[Requirement] Below are some records. Say how many of their lines include the string "xlabel", giving only the number.
###
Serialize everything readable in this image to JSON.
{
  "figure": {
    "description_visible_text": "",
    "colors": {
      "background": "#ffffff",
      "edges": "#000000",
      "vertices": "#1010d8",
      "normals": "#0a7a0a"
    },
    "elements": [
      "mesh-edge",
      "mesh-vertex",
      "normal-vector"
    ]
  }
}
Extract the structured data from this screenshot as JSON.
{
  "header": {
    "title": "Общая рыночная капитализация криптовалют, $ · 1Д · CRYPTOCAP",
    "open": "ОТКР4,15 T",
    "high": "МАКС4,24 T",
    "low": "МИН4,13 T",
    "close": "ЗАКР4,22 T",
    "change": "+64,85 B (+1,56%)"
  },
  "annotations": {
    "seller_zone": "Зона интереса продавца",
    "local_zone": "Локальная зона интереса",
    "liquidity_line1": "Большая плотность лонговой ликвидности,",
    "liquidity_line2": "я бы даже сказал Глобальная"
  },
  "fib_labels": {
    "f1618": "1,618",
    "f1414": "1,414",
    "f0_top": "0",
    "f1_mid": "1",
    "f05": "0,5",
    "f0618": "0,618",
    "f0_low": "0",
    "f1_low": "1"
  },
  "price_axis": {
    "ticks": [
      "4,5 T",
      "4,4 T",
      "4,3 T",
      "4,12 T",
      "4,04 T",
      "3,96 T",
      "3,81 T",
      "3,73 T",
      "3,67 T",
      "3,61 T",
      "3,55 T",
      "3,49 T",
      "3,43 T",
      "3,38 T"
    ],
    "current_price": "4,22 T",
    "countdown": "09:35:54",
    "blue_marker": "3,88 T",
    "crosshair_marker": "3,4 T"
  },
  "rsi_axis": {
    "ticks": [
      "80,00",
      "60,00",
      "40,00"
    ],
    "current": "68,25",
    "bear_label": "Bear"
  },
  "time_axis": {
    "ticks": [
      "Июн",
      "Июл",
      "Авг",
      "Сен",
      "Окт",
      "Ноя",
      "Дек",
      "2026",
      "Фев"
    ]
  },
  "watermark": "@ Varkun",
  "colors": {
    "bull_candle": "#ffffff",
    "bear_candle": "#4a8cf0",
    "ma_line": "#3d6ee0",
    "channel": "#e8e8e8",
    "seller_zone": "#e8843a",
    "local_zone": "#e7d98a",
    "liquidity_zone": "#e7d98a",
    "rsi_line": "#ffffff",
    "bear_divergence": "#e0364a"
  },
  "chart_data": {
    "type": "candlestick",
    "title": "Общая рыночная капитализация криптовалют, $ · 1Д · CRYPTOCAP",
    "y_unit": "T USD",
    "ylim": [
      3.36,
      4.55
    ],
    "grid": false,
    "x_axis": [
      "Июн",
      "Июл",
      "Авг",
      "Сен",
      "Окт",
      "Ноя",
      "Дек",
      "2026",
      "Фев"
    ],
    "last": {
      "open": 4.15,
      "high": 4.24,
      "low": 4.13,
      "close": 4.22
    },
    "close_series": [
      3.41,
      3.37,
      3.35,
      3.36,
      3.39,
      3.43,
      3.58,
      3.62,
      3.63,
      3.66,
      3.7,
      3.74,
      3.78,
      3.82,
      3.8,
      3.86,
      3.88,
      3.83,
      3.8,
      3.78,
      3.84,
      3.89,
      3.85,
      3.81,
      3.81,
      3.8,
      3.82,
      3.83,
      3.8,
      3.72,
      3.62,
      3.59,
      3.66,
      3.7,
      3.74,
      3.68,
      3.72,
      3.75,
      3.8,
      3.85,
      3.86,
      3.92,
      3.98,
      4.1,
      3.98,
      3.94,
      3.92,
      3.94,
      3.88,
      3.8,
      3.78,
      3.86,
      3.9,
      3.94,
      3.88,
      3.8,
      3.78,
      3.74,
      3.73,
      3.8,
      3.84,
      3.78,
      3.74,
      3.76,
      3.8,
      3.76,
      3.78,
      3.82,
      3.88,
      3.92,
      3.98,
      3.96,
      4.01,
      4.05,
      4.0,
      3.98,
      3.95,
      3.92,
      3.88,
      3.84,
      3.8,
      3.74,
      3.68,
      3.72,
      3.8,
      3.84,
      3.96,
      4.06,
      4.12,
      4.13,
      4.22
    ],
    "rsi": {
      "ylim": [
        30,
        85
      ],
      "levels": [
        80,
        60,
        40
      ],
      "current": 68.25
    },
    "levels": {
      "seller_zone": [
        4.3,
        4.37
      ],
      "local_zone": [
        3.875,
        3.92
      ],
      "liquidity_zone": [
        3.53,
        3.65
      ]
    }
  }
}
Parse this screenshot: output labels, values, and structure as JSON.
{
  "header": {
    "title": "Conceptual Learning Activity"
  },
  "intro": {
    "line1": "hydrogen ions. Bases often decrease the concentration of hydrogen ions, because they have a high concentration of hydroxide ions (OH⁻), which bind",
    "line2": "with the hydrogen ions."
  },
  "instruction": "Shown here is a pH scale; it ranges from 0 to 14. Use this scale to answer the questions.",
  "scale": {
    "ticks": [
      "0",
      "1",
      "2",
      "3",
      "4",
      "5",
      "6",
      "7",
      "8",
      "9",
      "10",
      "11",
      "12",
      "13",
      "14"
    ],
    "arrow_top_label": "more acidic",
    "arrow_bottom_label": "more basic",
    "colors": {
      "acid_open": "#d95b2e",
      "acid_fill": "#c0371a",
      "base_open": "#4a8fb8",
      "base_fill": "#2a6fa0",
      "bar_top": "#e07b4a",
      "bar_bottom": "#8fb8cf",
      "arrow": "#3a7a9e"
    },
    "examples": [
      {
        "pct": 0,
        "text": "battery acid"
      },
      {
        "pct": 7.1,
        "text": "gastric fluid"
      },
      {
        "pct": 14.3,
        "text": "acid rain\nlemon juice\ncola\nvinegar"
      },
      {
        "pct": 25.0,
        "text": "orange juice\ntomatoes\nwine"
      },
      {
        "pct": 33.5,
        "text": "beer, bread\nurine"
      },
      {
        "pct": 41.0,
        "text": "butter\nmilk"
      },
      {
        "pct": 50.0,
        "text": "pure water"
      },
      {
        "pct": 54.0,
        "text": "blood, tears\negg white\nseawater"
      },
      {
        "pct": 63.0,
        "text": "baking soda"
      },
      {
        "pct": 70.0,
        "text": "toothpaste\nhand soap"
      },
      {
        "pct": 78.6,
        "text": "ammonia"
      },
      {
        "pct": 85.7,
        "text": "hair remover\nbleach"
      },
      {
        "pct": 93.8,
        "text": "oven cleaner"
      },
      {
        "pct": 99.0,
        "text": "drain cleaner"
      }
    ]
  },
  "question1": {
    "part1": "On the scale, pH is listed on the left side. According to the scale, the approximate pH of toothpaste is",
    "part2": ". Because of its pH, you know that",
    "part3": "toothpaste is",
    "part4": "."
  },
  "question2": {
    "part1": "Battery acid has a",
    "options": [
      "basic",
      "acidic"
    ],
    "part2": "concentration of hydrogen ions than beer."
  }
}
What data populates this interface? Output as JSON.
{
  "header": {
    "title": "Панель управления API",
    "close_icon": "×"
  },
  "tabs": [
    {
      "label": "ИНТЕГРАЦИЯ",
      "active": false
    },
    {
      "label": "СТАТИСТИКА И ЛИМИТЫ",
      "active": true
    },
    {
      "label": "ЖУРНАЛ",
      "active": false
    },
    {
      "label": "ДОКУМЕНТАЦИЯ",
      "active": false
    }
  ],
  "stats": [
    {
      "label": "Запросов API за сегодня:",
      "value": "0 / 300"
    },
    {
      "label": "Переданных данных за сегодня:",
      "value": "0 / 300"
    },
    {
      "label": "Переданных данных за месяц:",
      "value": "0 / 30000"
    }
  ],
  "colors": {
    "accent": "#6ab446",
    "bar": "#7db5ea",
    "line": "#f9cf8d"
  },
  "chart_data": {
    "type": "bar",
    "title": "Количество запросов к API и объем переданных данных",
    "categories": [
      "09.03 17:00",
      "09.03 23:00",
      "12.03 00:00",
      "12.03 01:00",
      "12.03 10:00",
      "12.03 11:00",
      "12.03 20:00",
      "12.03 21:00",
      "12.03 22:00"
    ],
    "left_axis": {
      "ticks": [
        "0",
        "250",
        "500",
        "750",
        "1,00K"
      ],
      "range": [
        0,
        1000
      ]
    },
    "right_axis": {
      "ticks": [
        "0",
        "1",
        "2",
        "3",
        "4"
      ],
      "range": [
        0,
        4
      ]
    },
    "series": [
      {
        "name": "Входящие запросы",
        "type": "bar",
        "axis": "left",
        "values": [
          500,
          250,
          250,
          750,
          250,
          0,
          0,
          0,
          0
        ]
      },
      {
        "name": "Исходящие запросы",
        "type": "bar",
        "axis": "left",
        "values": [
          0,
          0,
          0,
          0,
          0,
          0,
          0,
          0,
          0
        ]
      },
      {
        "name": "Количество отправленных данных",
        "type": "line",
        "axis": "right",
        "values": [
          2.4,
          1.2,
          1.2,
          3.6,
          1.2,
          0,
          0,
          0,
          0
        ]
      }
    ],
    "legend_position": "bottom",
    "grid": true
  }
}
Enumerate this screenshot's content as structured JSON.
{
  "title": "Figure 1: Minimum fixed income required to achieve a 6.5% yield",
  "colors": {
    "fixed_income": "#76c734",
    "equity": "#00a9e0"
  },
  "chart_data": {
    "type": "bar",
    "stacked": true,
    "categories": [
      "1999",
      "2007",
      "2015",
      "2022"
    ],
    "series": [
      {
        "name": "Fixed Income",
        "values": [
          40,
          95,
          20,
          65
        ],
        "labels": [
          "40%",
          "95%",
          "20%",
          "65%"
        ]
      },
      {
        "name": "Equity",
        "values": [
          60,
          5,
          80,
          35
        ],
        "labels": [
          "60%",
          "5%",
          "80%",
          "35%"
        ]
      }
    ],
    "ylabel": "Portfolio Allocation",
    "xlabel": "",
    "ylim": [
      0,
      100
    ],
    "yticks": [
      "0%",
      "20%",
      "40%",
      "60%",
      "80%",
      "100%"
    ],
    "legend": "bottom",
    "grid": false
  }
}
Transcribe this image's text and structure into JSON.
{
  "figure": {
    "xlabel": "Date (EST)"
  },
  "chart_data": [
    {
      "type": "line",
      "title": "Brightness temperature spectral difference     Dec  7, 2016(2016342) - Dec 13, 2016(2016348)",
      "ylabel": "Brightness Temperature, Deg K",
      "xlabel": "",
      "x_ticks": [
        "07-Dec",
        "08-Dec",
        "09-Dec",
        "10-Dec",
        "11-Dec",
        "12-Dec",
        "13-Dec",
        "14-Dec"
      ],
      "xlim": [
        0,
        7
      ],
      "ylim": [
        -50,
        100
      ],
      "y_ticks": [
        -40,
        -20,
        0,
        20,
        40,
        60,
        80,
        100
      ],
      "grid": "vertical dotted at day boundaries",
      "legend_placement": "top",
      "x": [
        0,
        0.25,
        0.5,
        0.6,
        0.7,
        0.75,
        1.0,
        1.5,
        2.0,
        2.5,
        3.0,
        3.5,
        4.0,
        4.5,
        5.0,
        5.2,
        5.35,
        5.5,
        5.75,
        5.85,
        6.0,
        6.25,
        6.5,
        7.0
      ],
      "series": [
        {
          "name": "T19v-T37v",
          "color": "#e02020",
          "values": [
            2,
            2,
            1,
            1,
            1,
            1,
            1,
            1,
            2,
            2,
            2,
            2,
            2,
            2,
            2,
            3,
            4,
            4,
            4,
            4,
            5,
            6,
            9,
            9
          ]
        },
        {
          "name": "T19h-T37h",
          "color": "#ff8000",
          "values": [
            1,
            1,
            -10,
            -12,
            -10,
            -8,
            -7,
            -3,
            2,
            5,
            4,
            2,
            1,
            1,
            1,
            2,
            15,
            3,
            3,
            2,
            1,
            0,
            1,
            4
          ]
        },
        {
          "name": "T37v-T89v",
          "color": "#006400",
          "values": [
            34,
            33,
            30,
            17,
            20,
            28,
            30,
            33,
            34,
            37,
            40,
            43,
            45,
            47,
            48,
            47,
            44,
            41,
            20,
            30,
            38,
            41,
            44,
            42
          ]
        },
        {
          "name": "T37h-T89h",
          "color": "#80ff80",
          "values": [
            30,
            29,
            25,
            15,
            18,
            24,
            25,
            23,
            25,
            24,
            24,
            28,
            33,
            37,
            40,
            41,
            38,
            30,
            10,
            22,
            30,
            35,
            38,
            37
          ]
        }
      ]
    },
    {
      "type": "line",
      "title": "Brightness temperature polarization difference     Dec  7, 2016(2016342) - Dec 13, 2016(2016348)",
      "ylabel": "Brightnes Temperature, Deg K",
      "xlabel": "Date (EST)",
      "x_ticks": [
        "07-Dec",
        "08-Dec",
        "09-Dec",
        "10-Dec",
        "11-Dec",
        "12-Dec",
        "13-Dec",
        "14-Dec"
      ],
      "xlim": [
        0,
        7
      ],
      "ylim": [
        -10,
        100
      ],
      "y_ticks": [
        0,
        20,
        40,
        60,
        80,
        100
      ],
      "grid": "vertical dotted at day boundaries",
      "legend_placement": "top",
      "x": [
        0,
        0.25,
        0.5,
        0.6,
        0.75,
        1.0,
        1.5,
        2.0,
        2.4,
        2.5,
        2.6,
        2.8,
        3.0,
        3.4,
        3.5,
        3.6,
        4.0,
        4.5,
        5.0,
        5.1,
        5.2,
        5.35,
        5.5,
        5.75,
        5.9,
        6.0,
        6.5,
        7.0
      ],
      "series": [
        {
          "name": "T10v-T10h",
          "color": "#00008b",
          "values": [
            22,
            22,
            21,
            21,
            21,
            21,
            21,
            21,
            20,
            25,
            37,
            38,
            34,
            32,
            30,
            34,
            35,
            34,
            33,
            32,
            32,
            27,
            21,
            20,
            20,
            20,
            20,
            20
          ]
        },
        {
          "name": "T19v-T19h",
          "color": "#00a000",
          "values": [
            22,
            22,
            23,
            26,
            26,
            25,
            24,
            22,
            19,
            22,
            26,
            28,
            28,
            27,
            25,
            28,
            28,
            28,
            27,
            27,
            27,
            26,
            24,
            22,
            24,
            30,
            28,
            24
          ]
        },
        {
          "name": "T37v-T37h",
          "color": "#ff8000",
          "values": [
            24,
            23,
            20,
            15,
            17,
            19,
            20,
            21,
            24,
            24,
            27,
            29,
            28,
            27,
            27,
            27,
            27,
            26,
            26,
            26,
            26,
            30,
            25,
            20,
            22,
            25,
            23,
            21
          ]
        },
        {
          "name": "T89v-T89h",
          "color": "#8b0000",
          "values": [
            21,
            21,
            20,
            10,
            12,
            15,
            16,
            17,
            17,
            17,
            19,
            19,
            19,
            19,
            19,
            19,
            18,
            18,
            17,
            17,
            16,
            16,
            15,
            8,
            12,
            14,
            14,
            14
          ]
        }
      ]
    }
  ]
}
###
[Answer to this exercise] 4